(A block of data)

----------

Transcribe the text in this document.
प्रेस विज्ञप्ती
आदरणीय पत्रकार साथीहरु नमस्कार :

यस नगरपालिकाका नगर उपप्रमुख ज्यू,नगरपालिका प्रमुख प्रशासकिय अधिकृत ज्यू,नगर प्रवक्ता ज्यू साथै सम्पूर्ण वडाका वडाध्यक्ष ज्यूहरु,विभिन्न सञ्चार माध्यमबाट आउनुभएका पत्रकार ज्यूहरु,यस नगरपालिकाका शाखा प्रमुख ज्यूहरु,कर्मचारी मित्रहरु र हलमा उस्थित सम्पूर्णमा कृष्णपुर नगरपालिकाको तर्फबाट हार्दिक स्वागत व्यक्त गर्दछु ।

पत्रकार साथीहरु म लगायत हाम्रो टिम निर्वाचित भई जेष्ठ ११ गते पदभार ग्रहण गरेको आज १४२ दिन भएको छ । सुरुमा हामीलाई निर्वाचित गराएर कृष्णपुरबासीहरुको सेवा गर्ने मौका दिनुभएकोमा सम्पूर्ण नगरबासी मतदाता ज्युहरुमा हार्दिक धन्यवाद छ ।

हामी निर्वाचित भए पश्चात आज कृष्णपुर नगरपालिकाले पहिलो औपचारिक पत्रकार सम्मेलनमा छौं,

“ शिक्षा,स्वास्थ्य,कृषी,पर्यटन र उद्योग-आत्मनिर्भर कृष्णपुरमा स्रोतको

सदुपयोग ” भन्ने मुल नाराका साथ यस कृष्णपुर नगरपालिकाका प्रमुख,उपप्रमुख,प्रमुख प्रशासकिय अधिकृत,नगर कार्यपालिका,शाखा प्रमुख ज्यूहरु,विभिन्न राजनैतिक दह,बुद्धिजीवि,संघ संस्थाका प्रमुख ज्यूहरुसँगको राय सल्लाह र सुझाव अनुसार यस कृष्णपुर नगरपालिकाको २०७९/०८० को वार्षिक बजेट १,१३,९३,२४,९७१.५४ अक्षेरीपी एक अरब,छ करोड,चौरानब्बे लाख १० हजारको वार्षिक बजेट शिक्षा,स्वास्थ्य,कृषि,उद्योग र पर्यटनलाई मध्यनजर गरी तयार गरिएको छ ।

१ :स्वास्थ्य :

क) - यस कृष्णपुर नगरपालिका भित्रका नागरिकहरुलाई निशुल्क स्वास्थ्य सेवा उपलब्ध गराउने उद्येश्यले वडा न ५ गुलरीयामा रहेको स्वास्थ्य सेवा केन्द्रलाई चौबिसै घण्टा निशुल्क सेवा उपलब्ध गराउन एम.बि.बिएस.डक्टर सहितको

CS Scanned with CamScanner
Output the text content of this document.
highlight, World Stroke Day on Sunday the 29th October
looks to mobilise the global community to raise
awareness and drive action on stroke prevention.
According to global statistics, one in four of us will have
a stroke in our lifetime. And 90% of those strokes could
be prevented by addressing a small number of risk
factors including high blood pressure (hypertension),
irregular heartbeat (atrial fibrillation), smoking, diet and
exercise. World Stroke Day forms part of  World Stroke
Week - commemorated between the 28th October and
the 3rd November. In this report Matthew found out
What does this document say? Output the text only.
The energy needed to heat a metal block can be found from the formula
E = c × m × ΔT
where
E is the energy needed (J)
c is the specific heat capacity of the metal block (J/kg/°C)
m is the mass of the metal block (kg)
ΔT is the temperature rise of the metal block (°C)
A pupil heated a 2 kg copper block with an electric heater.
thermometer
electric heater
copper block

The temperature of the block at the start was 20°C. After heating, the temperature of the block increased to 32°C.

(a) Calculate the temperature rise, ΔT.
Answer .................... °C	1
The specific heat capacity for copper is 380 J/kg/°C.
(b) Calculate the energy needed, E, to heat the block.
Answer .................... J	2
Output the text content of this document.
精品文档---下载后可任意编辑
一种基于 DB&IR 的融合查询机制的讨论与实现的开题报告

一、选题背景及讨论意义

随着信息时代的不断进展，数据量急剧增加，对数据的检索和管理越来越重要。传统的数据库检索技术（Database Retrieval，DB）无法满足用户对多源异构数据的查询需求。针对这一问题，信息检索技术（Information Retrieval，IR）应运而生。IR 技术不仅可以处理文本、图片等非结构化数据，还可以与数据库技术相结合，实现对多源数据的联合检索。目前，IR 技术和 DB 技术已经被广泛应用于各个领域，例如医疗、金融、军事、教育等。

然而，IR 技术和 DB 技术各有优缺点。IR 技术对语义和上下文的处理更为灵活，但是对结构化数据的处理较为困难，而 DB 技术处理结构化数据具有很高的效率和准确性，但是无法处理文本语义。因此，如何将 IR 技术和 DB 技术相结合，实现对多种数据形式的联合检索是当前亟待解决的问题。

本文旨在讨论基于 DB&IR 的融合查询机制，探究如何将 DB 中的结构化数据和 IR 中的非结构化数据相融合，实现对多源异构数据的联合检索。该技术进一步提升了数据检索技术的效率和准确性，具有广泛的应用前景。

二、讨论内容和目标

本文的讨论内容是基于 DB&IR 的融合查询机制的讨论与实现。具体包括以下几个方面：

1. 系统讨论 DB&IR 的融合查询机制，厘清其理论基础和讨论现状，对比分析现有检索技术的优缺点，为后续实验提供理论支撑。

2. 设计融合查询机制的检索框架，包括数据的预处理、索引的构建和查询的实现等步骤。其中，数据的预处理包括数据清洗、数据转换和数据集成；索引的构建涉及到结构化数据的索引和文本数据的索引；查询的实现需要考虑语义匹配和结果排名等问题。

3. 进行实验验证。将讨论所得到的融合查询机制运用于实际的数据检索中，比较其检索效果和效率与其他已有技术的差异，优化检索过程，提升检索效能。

----------

Prompt:
Identify each line of the material where the word "specific" shows up, and copy it.

Result of the exercise:
c is the specific heat capacity of the metal block (J/kg/°C)
The specific heat capacity for copper is 380 J/kg/°C.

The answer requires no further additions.